— Problem statement —
Keep only the lines where "Paper" appears.

— Given data —

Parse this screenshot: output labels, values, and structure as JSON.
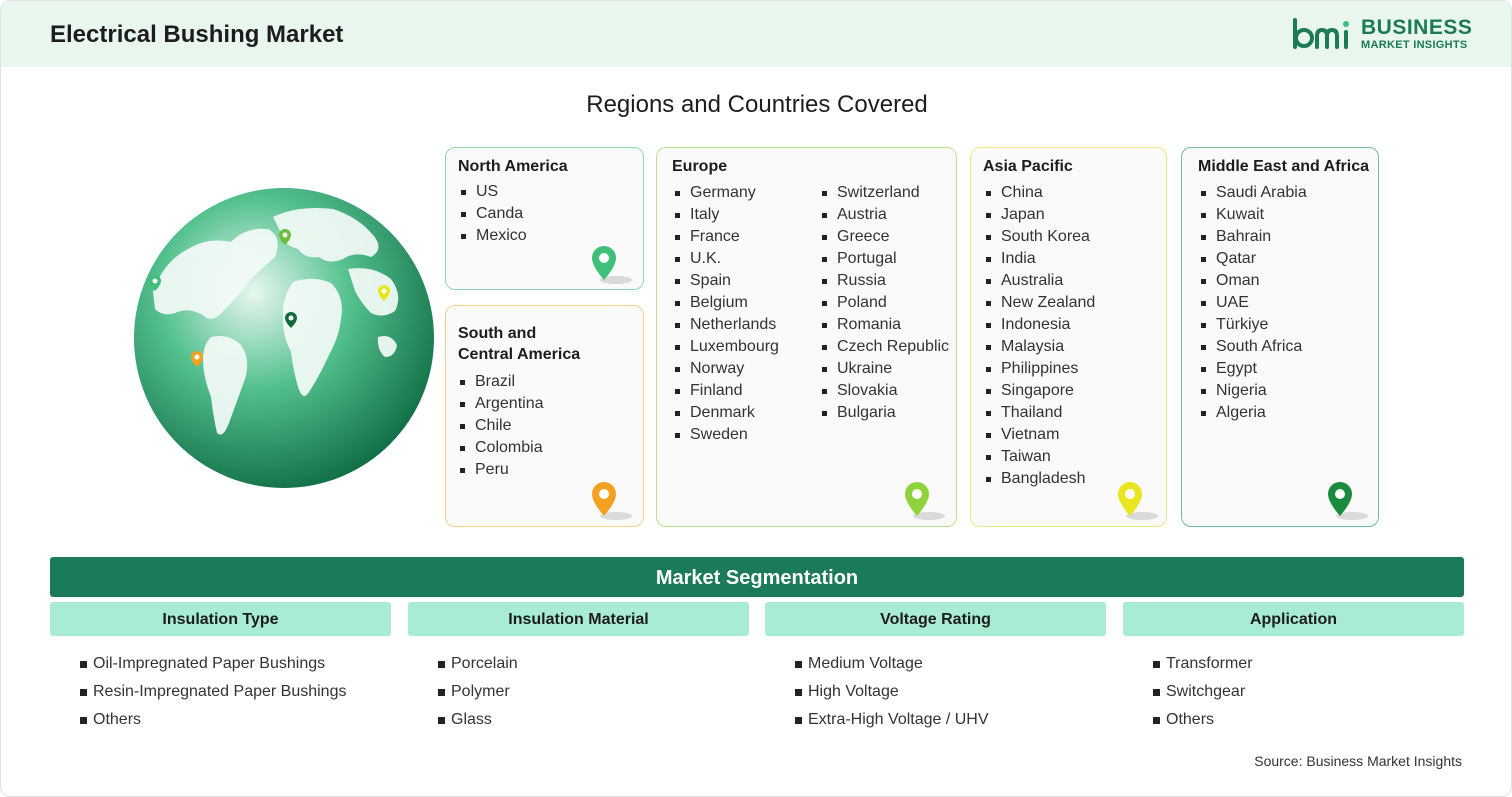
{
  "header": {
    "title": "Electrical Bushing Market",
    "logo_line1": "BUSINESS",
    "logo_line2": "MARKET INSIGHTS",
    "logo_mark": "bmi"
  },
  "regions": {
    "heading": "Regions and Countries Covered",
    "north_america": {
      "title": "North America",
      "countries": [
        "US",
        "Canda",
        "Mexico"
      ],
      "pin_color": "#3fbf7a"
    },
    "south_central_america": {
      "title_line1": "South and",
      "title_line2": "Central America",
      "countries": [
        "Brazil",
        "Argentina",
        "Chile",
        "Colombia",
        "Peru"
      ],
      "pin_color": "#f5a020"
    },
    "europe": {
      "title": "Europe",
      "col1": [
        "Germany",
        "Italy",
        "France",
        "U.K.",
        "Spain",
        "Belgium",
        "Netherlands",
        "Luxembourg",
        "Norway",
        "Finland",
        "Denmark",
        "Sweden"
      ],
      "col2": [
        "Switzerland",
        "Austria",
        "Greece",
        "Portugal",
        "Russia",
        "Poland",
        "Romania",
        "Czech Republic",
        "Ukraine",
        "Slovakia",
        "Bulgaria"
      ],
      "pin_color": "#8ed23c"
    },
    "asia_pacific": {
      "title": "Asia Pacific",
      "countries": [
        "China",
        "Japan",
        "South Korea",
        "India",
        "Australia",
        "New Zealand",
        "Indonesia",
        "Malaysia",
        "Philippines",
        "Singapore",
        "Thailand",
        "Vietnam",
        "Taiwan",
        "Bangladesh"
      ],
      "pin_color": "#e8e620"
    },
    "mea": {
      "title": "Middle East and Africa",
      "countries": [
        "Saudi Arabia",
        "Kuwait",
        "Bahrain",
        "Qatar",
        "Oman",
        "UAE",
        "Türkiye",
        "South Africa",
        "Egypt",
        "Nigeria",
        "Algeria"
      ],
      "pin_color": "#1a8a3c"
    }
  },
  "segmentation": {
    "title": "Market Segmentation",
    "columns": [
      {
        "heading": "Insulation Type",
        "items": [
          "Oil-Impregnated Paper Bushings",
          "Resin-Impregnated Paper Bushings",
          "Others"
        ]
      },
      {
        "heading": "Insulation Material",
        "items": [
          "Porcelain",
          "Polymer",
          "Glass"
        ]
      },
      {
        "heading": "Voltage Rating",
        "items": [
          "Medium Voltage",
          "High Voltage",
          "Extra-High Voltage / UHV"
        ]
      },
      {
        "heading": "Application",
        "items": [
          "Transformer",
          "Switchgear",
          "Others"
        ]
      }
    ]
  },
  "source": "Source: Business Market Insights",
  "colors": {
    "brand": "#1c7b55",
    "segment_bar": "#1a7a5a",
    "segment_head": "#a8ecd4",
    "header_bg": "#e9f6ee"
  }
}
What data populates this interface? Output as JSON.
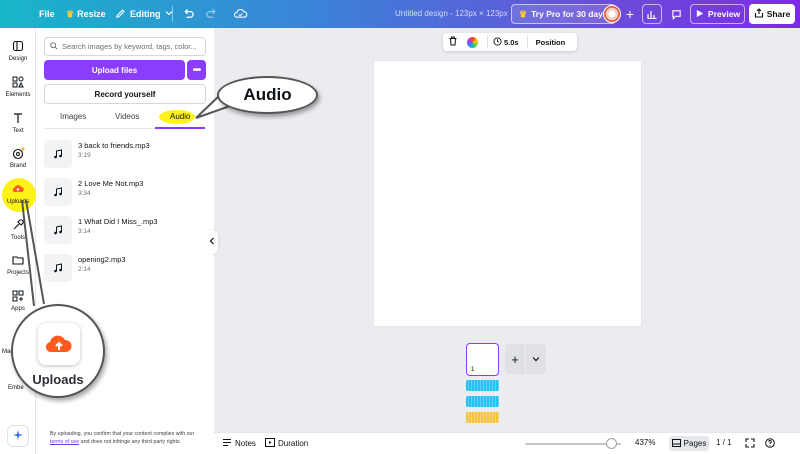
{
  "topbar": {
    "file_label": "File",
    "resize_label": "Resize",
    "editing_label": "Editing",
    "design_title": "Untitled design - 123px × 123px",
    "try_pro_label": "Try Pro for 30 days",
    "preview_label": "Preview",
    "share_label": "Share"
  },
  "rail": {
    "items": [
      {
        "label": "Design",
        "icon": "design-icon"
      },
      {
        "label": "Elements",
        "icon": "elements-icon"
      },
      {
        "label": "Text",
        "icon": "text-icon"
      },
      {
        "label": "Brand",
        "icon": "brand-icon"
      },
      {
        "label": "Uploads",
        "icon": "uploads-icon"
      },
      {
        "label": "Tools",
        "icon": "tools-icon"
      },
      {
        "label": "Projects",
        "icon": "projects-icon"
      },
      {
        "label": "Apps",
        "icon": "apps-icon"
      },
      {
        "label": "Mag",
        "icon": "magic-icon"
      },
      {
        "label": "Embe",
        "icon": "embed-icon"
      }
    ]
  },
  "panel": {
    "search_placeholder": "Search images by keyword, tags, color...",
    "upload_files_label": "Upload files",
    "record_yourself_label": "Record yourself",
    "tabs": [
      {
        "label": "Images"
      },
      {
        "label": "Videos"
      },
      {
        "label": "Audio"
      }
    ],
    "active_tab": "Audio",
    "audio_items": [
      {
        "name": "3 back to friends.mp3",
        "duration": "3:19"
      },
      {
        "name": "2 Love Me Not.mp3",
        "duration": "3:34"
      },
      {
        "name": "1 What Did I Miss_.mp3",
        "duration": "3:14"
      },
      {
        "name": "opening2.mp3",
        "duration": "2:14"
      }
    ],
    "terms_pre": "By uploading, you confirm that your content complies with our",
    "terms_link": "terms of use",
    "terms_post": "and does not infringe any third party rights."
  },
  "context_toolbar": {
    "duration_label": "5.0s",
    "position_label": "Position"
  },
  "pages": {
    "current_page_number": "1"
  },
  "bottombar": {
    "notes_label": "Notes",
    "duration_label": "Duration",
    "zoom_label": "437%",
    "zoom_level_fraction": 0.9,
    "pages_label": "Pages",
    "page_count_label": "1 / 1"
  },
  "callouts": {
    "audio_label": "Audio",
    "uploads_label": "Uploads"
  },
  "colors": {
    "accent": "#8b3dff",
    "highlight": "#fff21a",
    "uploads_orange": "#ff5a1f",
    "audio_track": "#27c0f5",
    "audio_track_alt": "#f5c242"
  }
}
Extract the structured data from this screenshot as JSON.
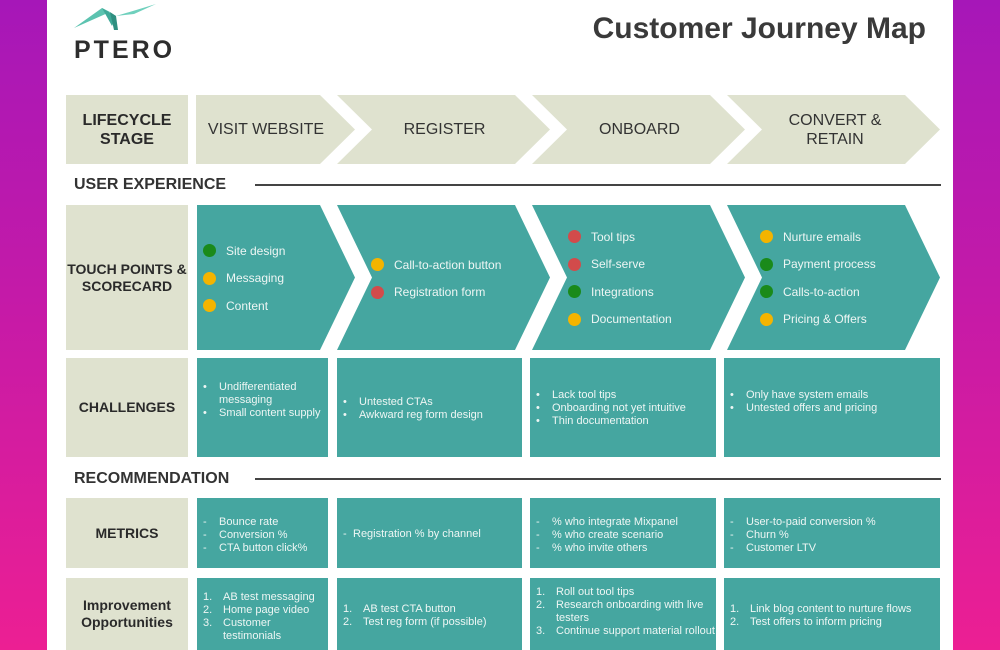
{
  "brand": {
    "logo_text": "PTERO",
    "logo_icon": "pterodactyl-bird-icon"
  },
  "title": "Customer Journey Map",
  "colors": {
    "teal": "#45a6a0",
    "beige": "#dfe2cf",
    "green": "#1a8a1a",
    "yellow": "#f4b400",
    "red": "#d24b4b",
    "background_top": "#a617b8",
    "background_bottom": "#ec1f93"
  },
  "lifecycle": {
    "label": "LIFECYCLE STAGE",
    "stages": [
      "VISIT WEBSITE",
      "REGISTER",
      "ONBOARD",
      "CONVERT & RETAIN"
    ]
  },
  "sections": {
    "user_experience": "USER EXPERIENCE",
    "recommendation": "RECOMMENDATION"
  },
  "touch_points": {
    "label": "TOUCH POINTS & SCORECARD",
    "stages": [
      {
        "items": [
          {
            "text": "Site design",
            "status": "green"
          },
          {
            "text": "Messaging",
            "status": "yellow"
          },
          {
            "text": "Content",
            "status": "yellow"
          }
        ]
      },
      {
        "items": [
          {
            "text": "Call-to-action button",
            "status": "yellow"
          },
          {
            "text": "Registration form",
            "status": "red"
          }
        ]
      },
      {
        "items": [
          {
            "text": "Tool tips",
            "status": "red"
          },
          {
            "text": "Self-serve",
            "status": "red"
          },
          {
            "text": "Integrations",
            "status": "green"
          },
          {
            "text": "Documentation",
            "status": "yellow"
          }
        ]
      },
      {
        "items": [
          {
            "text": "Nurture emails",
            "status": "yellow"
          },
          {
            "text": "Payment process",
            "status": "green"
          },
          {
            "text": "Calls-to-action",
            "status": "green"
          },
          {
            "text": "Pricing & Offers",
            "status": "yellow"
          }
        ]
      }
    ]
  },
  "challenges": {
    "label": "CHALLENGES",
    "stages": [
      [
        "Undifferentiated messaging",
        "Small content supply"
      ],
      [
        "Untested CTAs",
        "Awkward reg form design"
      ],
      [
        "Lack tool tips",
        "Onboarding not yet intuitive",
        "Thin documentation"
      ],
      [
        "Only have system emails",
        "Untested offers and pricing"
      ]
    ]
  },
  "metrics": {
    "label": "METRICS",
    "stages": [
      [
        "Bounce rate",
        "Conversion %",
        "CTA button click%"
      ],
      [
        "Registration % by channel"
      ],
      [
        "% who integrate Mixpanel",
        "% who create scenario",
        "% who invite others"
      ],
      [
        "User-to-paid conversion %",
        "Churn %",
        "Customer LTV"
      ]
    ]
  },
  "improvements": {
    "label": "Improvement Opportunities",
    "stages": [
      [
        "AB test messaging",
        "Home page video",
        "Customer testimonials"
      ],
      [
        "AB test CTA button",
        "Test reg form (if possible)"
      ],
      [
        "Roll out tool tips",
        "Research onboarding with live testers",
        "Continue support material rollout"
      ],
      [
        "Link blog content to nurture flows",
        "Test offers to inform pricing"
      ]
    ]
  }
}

— Completed task —
          "Oil-Impregnated Paper Bushings",
          "Resin-Impregnated Paper Bushings",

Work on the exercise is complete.